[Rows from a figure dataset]
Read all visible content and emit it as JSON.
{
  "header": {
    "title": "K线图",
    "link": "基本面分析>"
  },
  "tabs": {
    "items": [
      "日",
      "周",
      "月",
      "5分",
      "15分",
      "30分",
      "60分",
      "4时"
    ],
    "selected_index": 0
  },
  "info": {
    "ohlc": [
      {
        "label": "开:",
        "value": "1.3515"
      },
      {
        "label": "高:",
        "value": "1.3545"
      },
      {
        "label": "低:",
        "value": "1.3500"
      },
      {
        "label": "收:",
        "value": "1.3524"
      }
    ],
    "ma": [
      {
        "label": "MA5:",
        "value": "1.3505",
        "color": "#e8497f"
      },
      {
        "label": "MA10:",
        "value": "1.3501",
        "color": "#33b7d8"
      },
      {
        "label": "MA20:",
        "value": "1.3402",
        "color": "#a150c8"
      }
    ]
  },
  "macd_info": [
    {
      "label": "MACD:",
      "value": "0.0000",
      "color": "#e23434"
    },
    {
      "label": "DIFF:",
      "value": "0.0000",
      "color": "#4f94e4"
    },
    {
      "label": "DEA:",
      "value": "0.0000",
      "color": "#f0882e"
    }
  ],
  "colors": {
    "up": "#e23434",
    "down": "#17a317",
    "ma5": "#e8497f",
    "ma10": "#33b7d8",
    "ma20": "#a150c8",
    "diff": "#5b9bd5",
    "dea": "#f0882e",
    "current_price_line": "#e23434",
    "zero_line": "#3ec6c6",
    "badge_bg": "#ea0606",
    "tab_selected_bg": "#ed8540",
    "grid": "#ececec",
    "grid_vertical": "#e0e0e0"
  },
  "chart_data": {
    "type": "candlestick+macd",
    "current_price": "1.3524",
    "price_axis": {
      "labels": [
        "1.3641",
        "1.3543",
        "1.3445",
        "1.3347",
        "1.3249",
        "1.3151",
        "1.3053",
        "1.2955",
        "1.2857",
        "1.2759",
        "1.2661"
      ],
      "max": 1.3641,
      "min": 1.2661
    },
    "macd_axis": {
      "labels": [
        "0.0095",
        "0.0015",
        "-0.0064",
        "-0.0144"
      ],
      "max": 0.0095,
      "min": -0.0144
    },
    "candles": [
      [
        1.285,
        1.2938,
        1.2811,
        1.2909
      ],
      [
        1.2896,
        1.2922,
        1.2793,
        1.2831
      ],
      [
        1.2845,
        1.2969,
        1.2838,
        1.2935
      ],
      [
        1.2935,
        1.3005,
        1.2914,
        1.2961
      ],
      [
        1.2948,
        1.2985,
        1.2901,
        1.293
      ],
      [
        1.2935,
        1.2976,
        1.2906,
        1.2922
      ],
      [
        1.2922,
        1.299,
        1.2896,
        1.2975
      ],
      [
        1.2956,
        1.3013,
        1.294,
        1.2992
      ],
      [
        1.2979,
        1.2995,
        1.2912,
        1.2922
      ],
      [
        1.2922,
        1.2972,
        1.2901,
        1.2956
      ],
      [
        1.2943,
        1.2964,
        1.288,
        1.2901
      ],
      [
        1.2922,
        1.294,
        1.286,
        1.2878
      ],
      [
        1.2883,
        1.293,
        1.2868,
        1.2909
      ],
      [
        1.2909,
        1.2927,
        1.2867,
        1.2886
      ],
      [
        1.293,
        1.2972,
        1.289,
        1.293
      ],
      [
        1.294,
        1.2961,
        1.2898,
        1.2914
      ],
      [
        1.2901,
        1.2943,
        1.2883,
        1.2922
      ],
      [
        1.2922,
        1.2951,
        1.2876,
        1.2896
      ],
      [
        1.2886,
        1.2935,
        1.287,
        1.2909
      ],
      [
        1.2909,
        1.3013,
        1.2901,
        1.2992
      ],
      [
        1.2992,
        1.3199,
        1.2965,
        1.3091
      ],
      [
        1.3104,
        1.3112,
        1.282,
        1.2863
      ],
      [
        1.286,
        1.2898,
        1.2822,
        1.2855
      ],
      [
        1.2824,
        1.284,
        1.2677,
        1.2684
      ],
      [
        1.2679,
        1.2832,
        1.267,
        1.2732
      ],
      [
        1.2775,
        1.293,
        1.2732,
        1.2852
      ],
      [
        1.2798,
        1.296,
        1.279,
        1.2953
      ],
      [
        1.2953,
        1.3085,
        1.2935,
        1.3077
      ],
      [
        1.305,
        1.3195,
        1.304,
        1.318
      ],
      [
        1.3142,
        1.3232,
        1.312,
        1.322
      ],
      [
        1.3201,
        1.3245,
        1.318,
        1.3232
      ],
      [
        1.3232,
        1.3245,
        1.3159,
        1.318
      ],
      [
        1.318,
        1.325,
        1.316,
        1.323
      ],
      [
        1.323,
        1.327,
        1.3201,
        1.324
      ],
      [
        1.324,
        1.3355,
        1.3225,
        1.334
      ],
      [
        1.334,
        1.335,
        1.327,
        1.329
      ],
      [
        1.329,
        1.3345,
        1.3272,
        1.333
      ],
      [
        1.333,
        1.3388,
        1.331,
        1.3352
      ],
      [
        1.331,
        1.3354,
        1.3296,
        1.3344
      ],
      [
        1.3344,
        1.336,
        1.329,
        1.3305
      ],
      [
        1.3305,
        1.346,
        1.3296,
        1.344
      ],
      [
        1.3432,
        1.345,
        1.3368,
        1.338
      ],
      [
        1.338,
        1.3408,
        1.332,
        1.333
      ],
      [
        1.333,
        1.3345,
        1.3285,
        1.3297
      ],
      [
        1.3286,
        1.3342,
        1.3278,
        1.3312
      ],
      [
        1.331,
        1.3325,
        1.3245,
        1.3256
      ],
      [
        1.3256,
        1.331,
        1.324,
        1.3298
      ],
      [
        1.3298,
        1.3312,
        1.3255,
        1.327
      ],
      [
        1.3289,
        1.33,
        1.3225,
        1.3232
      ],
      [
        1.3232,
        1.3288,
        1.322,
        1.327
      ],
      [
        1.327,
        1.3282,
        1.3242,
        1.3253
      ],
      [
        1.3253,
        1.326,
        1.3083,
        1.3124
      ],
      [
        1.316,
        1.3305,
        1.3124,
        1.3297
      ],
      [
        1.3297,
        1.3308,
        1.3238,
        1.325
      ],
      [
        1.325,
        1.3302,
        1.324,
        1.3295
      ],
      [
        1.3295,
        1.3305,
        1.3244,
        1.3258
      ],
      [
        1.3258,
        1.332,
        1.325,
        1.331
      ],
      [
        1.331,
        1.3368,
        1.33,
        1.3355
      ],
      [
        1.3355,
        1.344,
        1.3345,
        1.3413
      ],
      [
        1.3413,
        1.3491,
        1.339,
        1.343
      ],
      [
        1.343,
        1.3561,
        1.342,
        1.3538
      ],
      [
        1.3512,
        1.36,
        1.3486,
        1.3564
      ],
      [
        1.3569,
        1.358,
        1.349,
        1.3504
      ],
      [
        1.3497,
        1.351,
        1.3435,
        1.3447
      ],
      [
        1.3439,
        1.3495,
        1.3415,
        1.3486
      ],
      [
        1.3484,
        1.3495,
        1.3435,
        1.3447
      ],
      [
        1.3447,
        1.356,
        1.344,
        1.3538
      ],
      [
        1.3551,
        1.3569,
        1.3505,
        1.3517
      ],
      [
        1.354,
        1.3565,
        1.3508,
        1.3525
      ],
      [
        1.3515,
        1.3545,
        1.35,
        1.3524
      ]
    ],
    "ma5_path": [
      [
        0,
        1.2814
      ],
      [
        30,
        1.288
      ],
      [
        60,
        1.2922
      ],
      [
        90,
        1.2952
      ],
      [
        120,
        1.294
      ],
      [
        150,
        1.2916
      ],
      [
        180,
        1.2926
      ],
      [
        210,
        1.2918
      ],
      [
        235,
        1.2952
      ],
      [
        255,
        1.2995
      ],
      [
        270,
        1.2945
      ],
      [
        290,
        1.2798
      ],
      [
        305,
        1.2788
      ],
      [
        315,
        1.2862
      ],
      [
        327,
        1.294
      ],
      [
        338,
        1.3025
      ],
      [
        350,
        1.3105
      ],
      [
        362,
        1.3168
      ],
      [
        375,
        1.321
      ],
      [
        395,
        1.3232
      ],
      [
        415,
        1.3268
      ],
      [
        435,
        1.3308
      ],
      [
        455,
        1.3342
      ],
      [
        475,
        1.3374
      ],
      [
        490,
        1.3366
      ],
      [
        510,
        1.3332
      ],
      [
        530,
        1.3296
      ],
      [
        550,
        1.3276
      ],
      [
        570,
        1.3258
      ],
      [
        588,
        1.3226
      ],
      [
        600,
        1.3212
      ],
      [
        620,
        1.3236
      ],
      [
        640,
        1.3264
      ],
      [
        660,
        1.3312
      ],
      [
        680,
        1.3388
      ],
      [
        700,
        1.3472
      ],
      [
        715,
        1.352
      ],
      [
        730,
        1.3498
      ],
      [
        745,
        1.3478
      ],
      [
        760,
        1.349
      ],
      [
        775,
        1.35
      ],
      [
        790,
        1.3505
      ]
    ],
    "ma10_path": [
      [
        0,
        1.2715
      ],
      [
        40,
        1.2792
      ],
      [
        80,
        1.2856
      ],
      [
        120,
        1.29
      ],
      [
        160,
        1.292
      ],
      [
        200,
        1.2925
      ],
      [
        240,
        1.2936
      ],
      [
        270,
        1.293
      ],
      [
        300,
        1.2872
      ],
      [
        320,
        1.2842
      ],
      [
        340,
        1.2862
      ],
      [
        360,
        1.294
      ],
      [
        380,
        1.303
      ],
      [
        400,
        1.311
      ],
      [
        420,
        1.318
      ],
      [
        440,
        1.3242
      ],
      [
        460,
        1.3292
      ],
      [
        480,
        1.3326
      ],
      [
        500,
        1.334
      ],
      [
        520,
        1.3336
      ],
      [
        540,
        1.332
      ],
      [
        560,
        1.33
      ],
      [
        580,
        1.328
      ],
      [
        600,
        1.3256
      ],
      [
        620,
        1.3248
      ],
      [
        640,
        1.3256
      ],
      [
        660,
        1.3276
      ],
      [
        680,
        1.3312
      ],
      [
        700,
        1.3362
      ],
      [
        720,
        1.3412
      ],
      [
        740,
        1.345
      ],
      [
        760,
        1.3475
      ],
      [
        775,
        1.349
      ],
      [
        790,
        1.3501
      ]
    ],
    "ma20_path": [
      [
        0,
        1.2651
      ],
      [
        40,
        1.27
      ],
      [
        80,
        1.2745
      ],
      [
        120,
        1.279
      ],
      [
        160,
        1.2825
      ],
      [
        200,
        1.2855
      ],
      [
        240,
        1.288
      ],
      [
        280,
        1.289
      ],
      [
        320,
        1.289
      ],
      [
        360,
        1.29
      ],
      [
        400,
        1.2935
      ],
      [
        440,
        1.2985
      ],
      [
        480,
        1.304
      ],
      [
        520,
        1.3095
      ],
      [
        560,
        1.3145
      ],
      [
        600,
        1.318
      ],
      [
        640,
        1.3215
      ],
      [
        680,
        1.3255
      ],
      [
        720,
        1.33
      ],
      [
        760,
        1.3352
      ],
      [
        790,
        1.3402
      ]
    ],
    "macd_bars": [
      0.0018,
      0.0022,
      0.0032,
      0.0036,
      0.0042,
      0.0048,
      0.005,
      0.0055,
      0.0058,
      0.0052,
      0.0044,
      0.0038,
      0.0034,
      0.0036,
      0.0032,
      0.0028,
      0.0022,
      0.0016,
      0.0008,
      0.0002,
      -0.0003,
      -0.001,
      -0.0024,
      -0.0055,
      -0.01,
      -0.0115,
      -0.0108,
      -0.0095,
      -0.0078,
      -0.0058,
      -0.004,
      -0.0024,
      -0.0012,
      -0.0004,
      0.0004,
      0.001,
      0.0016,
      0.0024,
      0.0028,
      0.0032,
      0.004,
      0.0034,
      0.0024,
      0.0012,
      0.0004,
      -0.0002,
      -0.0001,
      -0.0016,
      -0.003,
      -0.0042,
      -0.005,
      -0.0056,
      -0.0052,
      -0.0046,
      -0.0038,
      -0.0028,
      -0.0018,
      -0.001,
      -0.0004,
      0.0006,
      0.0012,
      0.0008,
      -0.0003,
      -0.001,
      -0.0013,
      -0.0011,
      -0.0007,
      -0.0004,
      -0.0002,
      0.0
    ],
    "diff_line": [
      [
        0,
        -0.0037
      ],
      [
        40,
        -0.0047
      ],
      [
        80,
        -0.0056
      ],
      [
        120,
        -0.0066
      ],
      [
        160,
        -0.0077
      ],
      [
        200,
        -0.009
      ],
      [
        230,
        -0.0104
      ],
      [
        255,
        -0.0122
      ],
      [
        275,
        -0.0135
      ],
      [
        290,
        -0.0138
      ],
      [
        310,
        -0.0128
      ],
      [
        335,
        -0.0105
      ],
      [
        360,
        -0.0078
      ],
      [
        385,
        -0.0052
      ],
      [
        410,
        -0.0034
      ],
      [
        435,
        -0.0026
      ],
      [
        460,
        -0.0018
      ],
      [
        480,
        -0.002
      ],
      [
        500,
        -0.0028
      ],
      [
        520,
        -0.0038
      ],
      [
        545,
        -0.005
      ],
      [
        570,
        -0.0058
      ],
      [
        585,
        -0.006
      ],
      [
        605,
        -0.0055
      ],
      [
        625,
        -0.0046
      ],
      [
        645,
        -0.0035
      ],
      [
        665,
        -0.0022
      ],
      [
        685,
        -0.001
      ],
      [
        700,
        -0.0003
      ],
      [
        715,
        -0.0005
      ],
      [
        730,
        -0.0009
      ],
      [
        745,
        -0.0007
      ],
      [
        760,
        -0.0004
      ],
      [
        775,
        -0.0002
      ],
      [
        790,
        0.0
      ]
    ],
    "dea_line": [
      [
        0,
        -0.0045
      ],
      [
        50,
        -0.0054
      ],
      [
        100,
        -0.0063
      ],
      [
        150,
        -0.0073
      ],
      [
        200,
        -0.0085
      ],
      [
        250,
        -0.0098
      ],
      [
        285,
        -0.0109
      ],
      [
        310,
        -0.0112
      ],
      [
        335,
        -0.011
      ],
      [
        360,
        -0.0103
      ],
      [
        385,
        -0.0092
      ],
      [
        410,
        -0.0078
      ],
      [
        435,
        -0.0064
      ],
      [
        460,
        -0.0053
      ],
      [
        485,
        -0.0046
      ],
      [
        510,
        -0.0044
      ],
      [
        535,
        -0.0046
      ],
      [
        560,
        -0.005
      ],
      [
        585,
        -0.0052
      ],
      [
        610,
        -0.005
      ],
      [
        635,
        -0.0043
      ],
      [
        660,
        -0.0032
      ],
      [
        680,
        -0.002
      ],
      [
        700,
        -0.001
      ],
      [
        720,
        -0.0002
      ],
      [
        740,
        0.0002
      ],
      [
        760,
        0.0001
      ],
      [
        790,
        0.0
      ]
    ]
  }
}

EXERCISE DIRECTIONS. Count every line in the entries above where the word "value" appears; respond with the number alone.

FULL OUTPUT. 10